Look through the data below and count each line where the word "Ctrl" appears. Reply with the count alone.
--- START EXCERPTED DATA ---
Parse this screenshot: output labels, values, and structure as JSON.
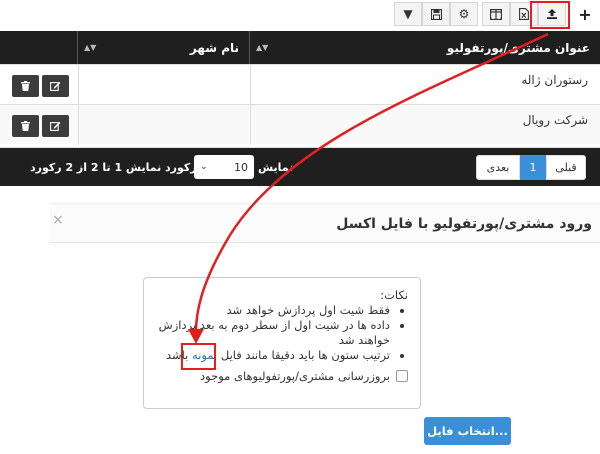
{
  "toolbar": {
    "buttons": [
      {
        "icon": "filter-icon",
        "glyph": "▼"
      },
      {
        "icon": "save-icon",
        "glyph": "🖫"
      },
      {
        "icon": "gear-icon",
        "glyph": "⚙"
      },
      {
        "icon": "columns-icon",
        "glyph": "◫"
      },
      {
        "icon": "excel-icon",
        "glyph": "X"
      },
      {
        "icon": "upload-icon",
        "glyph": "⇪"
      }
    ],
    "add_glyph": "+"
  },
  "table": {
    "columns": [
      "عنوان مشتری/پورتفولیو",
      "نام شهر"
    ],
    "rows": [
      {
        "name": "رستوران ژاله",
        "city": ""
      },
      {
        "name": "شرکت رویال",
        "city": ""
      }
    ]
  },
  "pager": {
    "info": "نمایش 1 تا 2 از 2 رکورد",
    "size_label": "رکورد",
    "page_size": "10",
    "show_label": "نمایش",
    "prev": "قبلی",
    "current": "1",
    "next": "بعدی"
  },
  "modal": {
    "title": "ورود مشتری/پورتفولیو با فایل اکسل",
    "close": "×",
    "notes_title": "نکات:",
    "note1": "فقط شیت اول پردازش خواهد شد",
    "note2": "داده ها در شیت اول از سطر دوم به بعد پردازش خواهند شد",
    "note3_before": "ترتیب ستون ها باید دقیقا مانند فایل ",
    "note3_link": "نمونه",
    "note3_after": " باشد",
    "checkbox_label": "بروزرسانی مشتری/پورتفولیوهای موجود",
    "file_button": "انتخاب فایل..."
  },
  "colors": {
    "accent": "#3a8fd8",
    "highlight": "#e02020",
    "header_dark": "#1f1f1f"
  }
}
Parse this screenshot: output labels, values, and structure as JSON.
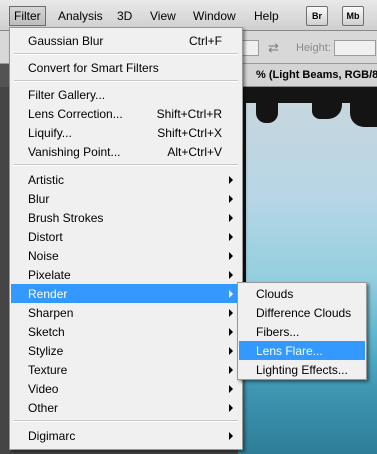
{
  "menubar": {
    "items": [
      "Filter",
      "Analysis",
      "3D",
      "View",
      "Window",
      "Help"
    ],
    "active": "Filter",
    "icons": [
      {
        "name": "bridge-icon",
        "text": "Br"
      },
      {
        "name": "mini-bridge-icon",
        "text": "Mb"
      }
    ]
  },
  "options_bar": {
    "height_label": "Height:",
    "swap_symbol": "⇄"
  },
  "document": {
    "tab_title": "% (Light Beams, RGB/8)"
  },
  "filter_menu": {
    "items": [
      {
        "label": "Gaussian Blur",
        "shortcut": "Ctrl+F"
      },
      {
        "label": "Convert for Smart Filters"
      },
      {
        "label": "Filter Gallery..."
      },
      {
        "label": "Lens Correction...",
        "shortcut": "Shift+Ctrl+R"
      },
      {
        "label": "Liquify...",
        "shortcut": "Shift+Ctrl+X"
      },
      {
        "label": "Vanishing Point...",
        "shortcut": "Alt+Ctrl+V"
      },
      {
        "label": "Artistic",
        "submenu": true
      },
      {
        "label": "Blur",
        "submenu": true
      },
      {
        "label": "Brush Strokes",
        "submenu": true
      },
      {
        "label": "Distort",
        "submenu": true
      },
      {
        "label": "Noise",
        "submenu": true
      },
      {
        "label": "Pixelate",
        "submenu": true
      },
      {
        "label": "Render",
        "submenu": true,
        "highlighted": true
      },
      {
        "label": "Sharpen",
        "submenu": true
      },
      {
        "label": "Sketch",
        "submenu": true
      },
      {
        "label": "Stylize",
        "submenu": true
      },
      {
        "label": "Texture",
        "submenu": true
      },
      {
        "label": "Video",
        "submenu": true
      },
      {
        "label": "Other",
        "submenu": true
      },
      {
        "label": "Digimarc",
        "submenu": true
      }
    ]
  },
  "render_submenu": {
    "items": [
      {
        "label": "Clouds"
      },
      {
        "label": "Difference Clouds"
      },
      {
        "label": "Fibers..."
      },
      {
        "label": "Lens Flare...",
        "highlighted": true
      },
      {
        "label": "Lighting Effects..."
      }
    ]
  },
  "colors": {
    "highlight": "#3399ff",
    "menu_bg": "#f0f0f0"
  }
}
--- END EXCERPTED DATA ---
--- START EXCERPTED DATA ---
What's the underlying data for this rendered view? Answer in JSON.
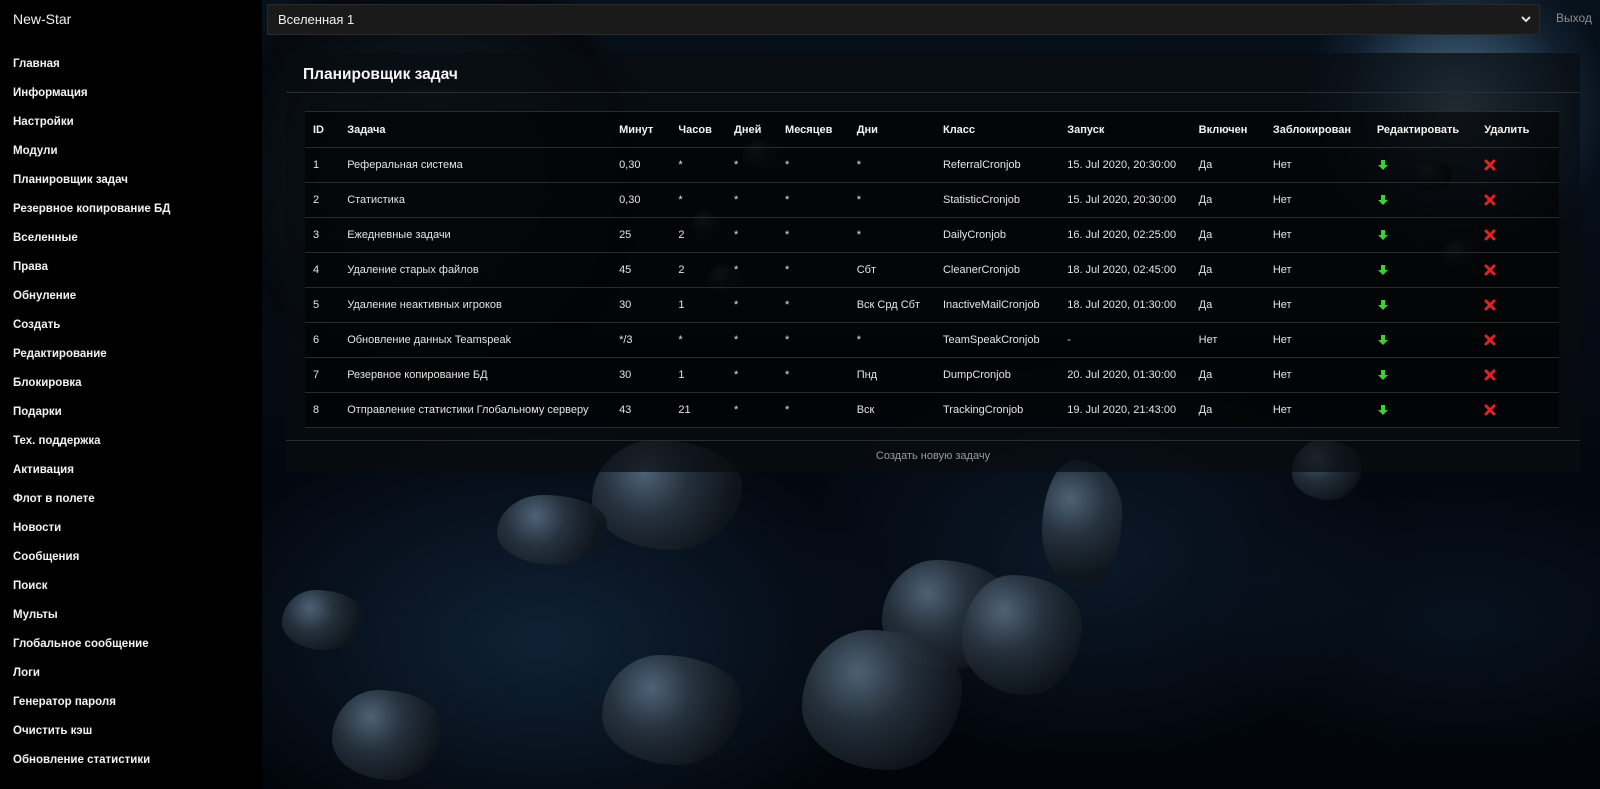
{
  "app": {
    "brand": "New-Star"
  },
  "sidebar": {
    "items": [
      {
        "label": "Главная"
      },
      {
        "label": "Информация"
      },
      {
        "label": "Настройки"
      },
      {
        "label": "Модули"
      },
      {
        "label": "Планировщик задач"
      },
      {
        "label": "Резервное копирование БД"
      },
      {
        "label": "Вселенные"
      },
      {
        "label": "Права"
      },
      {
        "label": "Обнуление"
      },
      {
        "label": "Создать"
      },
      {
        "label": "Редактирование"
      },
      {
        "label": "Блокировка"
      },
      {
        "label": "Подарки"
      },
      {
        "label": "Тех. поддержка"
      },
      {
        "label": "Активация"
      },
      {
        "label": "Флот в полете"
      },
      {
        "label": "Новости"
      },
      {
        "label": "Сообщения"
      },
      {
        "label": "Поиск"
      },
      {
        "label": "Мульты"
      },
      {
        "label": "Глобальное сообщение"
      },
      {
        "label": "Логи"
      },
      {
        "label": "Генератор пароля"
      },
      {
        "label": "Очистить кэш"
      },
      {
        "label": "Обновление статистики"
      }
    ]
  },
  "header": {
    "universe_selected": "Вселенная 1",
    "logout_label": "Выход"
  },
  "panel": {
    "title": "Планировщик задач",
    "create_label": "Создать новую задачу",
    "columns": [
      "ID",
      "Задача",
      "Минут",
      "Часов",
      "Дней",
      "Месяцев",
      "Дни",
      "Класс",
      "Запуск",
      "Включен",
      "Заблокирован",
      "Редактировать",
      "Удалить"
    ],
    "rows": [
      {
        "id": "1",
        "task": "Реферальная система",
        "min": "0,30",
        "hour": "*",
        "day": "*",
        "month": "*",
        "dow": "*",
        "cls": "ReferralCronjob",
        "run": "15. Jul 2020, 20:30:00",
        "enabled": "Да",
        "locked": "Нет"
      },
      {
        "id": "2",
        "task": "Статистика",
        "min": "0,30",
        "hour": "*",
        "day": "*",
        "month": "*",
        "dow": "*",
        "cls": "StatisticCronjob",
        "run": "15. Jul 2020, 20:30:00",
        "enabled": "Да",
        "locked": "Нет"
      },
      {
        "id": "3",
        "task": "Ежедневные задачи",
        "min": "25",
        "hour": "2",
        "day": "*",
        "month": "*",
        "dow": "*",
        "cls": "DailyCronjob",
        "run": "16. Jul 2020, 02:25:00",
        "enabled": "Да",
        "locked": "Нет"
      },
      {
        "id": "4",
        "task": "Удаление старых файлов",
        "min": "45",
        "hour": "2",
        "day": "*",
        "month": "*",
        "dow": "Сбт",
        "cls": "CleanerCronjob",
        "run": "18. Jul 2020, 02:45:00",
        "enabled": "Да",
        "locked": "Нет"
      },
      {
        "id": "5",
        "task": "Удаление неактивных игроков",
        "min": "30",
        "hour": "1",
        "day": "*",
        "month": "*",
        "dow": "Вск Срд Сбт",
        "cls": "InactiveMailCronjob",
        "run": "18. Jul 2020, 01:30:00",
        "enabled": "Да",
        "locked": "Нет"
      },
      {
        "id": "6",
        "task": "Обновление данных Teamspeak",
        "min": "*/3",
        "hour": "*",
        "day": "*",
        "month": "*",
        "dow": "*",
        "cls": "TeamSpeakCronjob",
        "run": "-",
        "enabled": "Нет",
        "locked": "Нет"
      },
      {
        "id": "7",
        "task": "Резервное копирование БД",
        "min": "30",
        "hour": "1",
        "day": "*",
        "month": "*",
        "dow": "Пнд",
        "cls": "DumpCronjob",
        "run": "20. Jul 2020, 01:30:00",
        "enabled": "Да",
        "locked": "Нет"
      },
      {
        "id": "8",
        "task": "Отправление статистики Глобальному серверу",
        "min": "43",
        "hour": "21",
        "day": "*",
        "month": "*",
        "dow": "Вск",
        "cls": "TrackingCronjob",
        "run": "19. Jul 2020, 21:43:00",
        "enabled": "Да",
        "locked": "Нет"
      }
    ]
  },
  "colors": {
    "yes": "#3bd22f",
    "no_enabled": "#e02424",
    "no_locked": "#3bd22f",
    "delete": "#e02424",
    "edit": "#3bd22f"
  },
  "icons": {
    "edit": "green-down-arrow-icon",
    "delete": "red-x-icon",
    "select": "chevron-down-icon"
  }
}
--- END EXCERPTED DATA ---
EXERCISE SOLUTION ▸
4